### WHAT YOU SHOULD DO
Transcribe each of the records below exactly, excluding all pictures.

### RECORDS
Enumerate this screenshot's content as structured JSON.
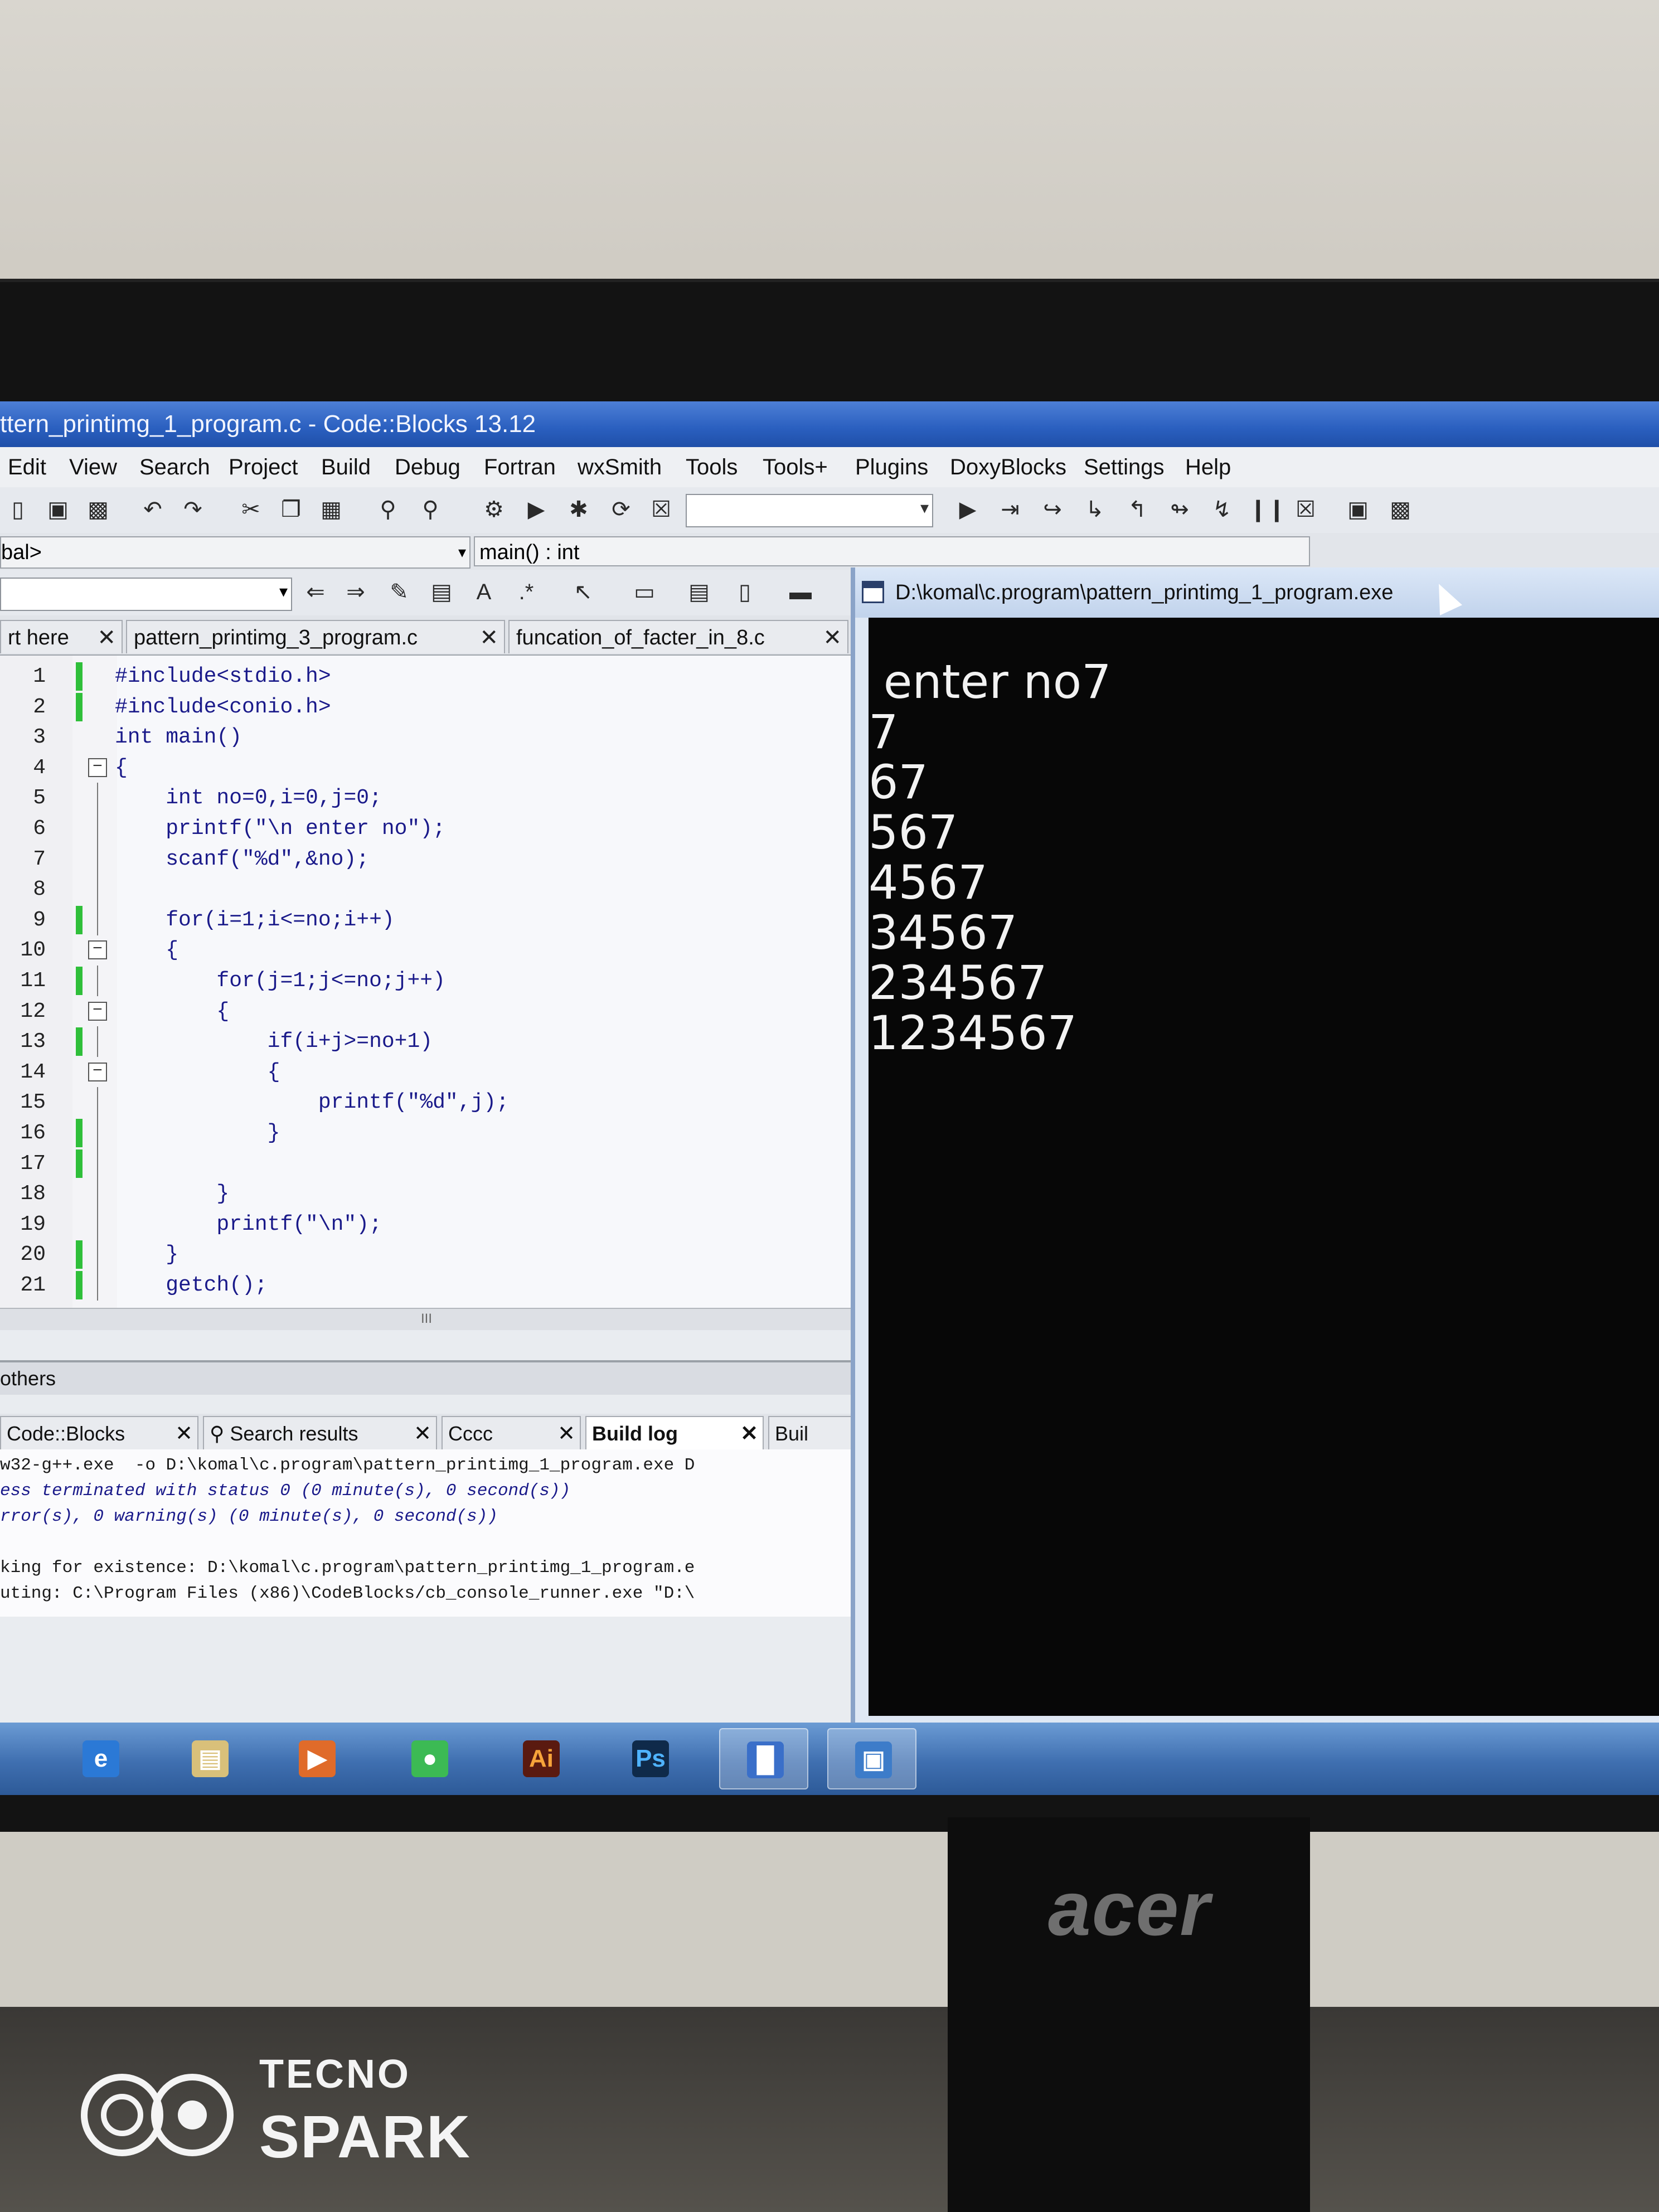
{
  "window": {
    "title": "ttern_printimg_1_program.c - Code::Blocks 13.12"
  },
  "menu": [
    "Edit",
    "View",
    "Search",
    "Project",
    "Build",
    "Debug",
    "Fortran",
    "wxSmith",
    "Tools",
    "Tools+",
    "Plugins",
    "DoxyBlocks",
    "Settings",
    "Help"
  ],
  "scope_combo": "bal>",
  "function_combo": "main() : int",
  "editor": {
    "tabs": [
      {
        "label": "rt here"
      },
      {
        "label": "pattern_printimg_3_program.c"
      },
      {
        "label": "funcation_of_facter_in_8.c"
      }
    ],
    "lines": [
      {
        "n": "1",
        "code": "#include<stdio.h>"
      },
      {
        "n": "2",
        "code": "#include<conio.h>"
      },
      {
        "n": "3",
        "code": "int main()"
      },
      {
        "n": "4",
        "code": "{"
      },
      {
        "n": "5",
        "code": "    int no=0,i=0,j=0;"
      },
      {
        "n": "6",
        "code": "    printf(\"\\n enter no\");"
      },
      {
        "n": "7",
        "code": "    scanf(\"%d\",&no);"
      },
      {
        "n": "8",
        "code": ""
      },
      {
        "n": "9",
        "code": "    for(i=1;i<=no;i++)"
      },
      {
        "n": "10",
        "code": "    {"
      },
      {
        "n": "11",
        "code": "        for(j=1;j<=no;j++)"
      },
      {
        "n": "12",
        "code": "        {"
      },
      {
        "n": "13",
        "code": "            if(i+j>=no+1)"
      },
      {
        "n": "14",
        "code": "            {"
      },
      {
        "n": "15",
        "code": "                printf(\"%d\",j);"
      },
      {
        "n": "16",
        "code": "            }"
      },
      {
        "n": "17",
        "code": ""
      },
      {
        "n": "18",
        "code": "        }"
      },
      {
        "n": "19",
        "code": "        printf(\"\\n\");"
      },
      {
        "n": "20",
        "code": "    }"
      },
      {
        "n": "21",
        "code": "    getch();"
      }
    ],
    "hscroll_grip": "III"
  },
  "logs": {
    "header": "others",
    "tabs": [
      {
        "label": "Code::Blocks"
      },
      {
        "label": "Search results"
      },
      {
        "label": "Cccc"
      },
      {
        "label": "Build log"
      },
      {
        "label": "Buil"
      }
    ],
    "lines": [
      "w32-g++.exe  -o D:\\komal\\c.program\\pattern_printimg_1_program.exe D",
      "ess terminated with status 0 (0 minute(s), 0 second(s))",
      "rror(s), 0 warning(s) (0 minute(s), 0 second(s))",
      "",
      "king for existence: D:\\komal\\c.program\\pattern_printimg_1_program.e",
      "uting: C:\\Program Files (x86)\\CodeBlocks/cb_console_runner.exe \"D:\\"
    ]
  },
  "console": {
    "title": "D:\\komal\\c.program\\pattern_printimg_1_program.exe",
    "lines": [
      " enter no7",
      "7",
      "67",
      "567",
      "4567",
      "34567",
      "234567",
      "1234567"
    ]
  },
  "taskbar": {
    "apps": [
      {
        "icon": "internet-explorer-icon"
      },
      {
        "icon": "file-explorer-icon"
      },
      {
        "icon": "media-player-icon"
      },
      {
        "icon": "chrome-icon"
      },
      {
        "icon": "illustrator-icon",
        "label": "Ai"
      },
      {
        "icon": "photoshop-icon",
        "label": "Ps"
      },
      {
        "icon": "codeblocks-icon"
      },
      {
        "icon": "console-window-icon"
      }
    ]
  },
  "monitor": {
    "brand": "acer"
  },
  "watermark": {
    "line1": "TECNO",
    "line2": "SPARK"
  },
  "colors": {
    "titlebar": "#2a5fbf",
    "console_bg": "#070707",
    "console_text": "#f2f2f2",
    "code_text": "#1a1a8a",
    "change_bar": "#2fbf3a"
  }
}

### FINAL RESULT
Enumerate this screenshot's content as structured JSON.
{
  "window": {
    "title": "ttern_printimg_1_program.c - Code::Blocks 13.12"
  },
  "menu": [
    "Edit",
    "View",
    "Search",
    "Project",
    "Build",
    "Debug",
    "Fortran",
    "wxSmith",
    "Tools",
    "Tools+",
    "Plugins",
    "DoxyBlocks",
    "Settings",
    "Help"
  ],
  "scope_combo": "bal>",
  "function_combo": "main() : int",
  "editor": {
    "tabs": [
      {
        "label": "rt here"
      },
      {
        "label": "pattern_printimg_3_program.c"
      },
      {
        "label": "funcation_of_facter_in_8.c"
      }
    ],
    "lines": [
      {
        "n": "1",
        "code": "#include<stdio.h>"
      },
      {
        "n": "2",
        "code": "#include<conio.h>"
      },
      {
        "n": "3",
        "code": "int main()"
      },
      {
        "n": "4",
        "code": "{"
      },
      {
        "n": "5",
        "code": "    int no=0,i=0,j=0;"
      },
      {
        "n": "6",
        "code": "    printf(\"\\n enter no\");"
      },
      {
        "n": "7",
        "code": "    scanf(\"%d\",&no);"
      },
      {
        "n": "8",
        "code": ""
      },
      {
        "n": "9",
        "code": "    for(i=1;i<=no;i++)"
      },
      {
        "n": "10",
        "code": "    {"
      },
      {
        "n": "11",
        "code": "        for(j=1;j<=no;j++)"
      },
      {
        "n": "12",
        "code": "        {"
      },
      {
        "n": "13",
        "code": "            if(i+j>=no+1)"
      },
      {
        "n": "14",
        "code": "            {"
      },
      {
        "n": "15",
        "code": "                printf(\"%d\",j);"
      },
      {
        "n": "16",
        "code": "            }"
      },
      {
        "n": "17",
        "code": ""
      },
      {
        "n": "18",
        "code": "        }"
      },
      {
        "n": "19",
        "code": "        printf(\"\\n\");"
      },
      {
        "n": "20",
        "code": "    }"
      },
      {
        "n": "21",
        "code": "    getch();"
      }
    ],
    "hscroll_grip": "III"
  },
  "logs": {
    "header": "others",
    "tabs": [
      {
        "label": "Code::Blocks"
      },
      {
        "label": "Search results"
      },
      {
        "label": "Cccc"
      },
      {
        "label": "Build log"
      },
      {
        "label": "Buil"
      }
    ],
    "lines": [
      "w32-g++.exe  -o D:\\komal\\c.program\\pattern_printimg_1_program.exe D",
      "ess terminated with status 0 (0 minute(s), 0 second(s))",
      "rror(s), 0 warning(s) (0 minute(s), 0 second(s))",
      "",
      "king for existence: D:\\komal\\c.program\\pattern_printimg_1_program.e",
      "uting: C:\\Program Files (x86)\\CodeBlocks/cb_console_runner.exe \"D:\\"
    ]
  },
  "console": {
    "title": "D:\\komal\\c.program\\pattern_printimg_1_program.exe",
    "lines": [
      " enter no7",
      "7",
      "67",
      "567",
      "4567",
      "34567",
      "234567",
      "1234567"
    ]
  },
  "taskbar": {
    "apps": [
      {
        "icon": "internet-explorer-icon"
      },
      {
        "icon": "file-explorer-icon"
      },
      {
        "icon": "media-player-icon"
      },
      {
        "icon": "chrome-icon"
      },
      {
        "icon": "illustrator-icon",
        "label": "Ai"
      },
      {
        "icon": "photoshop-icon",
        "label": "Ps"
      },
      {
        "icon": "codeblocks-icon"
      },
      {
        "icon": "console-window-icon"
      }
    ]
  },
  "monitor": {
    "brand": "acer"
  },
  "watermark": {
    "line1": "TECNO",
    "line2": "SPARK"
  },
  "colors": {
    "titlebar": "#2a5fbf",
    "console_bg": "#070707",
    "console_text": "#f2f2f2",
    "code_text": "#1a1a8a",
    "change_bar": "#2fbf3a"
  }
}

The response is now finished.